DIRECTIVE: Quote the records that follow in full, leaving the pictures out.

PROVIDED DATA:
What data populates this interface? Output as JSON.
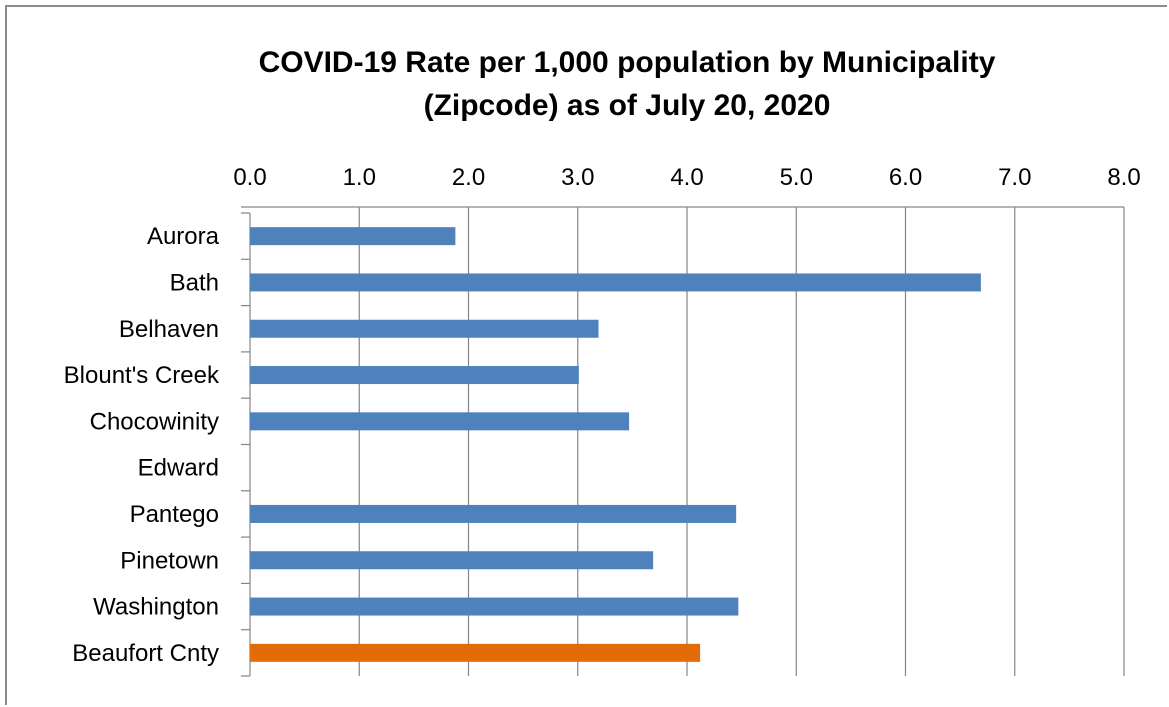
{
  "chart_data": {
    "type": "bar",
    "orientation": "horizontal",
    "title_lines": [
      "COVID-19 Rate per 1,000 population  by Municipality",
      "(Zipcode)  as of July 20, 2020"
    ],
    "xlabel": "",
    "ylabel": "",
    "xlim": [
      0,
      8
    ],
    "x_ticks": [
      "0.0",
      "1.0",
      "2.0",
      "3.0",
      "4.0",
      "5.0",
      "6.0",
      "7.0",
      "8.0"
    ],
    "x_axis_position": "top",
    "grid": "vertical",
    "legend": "none",
    "categories": [
      "Aurora",
      "Bath",
      "Belhaven",
      "Blount's Creek",
      "Chocowinity",
      "Edward",
      "Pantego",
      "Pinetown",
      "Washington",
      "Beaufort Cnty"
    ],
    "values": [
      1.88,
      6.69,
      3.19,
      3.01,
      3.47,
      0,
      4.45,
      3.69,
      4.47,
      4.12
    ],
    "bar_colors": [
      "#4f81bd",
      "#4f81bd",
      "#4f81bd",
      "#4f81bd",
      "#4f81bd",
      "#4f81bd",
      "#4f81bd",
      "#4f81bd",
      "#4f81bd",
      "#e36c09"
    ],
    "colors": {
      "primary": "#4f81bd",
      "highlight": "#e36c09",
      "grid": "#868686"
    }
  }
}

THE RESULT:
What data populates this interface? Output as JSON.
{
  "chart_data": {
    "type": "bar",
    "orientation": "horizontal",
    "title_lines": [
      "COVID-19 Rate per 1,000 population  by Municipality",
      "(Zipcode)  as of July 20, 2020"
    ],
    "xlabel": "",
    "ylabel": "",
    "xlim": [
      0,
      8
    ],
    "x_ticks": [
      "0.0",
      "1.0",
      "2.0",
      "3.0",
      "4.0",
      "5.0",
      "6.0",
      "7.0",
      "8.0"
    ],
    "x_axis_position": "top",
    "grid": "vertical",
    "legend": "none",
    "categories": [
      "Aurora",
      "Bath",
      "Belhaven",
      "Blount's Creek",
      "Chocowinity",
      "Edward",
      "Pantego",
      "Pinetown",
      "Washington",
      "Beaufort Cnty"
    ],
    "values": [
      1.88,
      6.69,
      3.19,
      3.01,
      3.47,
      0,
      4.45,
      3.69,
      4.47,
      4.12
    ],
    "bar_colors": [
      "#4f81bd",
      "#4f81bd",
      "#4f81bd",
      "#4f81bd",
      "#4f81bd",
      "#4f81bd",
      "#4f81bd",
      "#4f81bd",
      "#4f81bd",
      "#e36c09"
    ],
    "colors": {
      "primary": "#4f81bd",
      "highlight": "#e36c09",
      "grid": "#868686"
    }
  }
}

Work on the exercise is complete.